### [TASK DESCRIPTION]
Transcribe the records below exactly as they appear, omitting any pictures.

(Stored items)
........

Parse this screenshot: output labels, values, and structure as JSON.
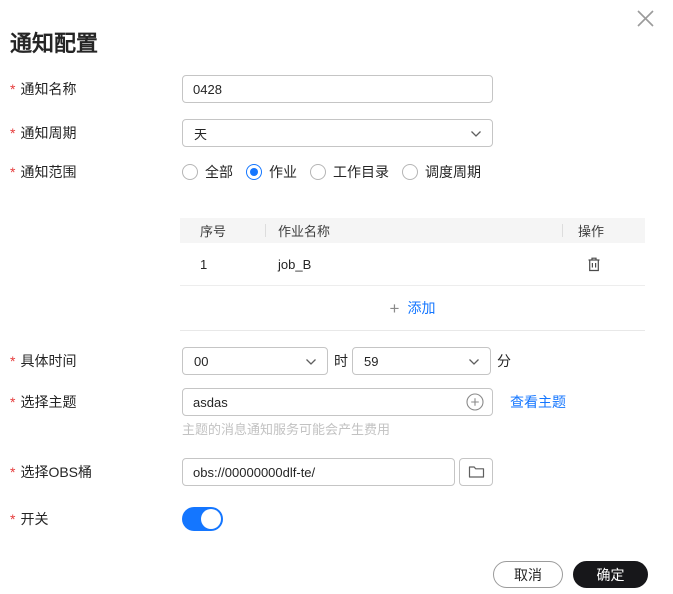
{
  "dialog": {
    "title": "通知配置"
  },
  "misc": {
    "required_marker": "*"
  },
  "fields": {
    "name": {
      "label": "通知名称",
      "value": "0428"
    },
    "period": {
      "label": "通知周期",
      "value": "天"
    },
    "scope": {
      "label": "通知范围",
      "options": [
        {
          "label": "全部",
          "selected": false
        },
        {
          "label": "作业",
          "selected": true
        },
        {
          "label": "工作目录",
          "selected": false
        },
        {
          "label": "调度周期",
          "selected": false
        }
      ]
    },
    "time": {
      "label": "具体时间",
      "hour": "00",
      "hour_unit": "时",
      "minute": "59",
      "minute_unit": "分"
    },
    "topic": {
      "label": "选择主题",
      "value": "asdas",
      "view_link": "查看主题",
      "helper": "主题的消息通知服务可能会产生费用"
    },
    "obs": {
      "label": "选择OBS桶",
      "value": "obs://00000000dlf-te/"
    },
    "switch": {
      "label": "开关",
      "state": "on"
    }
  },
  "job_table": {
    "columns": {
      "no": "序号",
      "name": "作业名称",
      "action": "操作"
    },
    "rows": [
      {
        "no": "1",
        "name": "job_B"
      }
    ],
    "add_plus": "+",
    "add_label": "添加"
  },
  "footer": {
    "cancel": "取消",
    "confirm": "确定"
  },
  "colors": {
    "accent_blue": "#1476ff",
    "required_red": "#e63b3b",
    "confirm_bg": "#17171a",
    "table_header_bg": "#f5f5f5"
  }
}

........

### [THE REPLY]
Parse this screenshot: output labels, values, and structure as JSON.
{
  "dialog": {
    "title": "通知配置"
  },
  "misc": {
    "required_marker": "*"
  },
  "fields": {
    "name": {
      "label": "通知名称",
      "value": "0428"
    },
    "period": {
      "label": "通知周期",
      "value": "天"
    },
    "scope": {
      "label": "通知范围",
      "options": [
        {
          "label": "全部",
          "selected": false
        },
        {
          "label": "作业",
          "selected": true
        },
        {
          "label": "工作目录",
          "selected": false
        },
        {
          "label": "调度周期",
          "selected": false
        }
      ]
    },
    "time": {
      "label": "具体时间",
      "hour": "00",
      "hour_unit": "时",
      "minute": "59",
      "minute_unit": "分"
    },
    "topic": {
      "label": "选择主题",
      "value": "asdas",
      "view_link": "查看主题",
      "helper": "主题的消息通知服务可能会产生费用"
    },
    "obs": {
      "label": "选择OBS桶",
      "value": "obs://00000000dlf-te/"
    },
    "switch": {
      "label": "开关",
      "state": "on"
    }
  },
  "job_table": {
    "columns": {
      "no": "序号",
      "name": "作业名称",
      "action": "操作"
    },
    "rows": [
      {
        "no": "1",
        "name": "job_B"
      }
    ],
    "add_plus": "+",
    "add_label": "添加"
  },
  "footer": {
    "cancel": "取消",
    "confirm": "确定"
  },
  "colors": {
    "accent_blue": "#1476ff",
    "required_red": "#e63b3b",
    "confirm_bg": "#17171a",
    "table_header_bg": "#f5f5f5"
  }
}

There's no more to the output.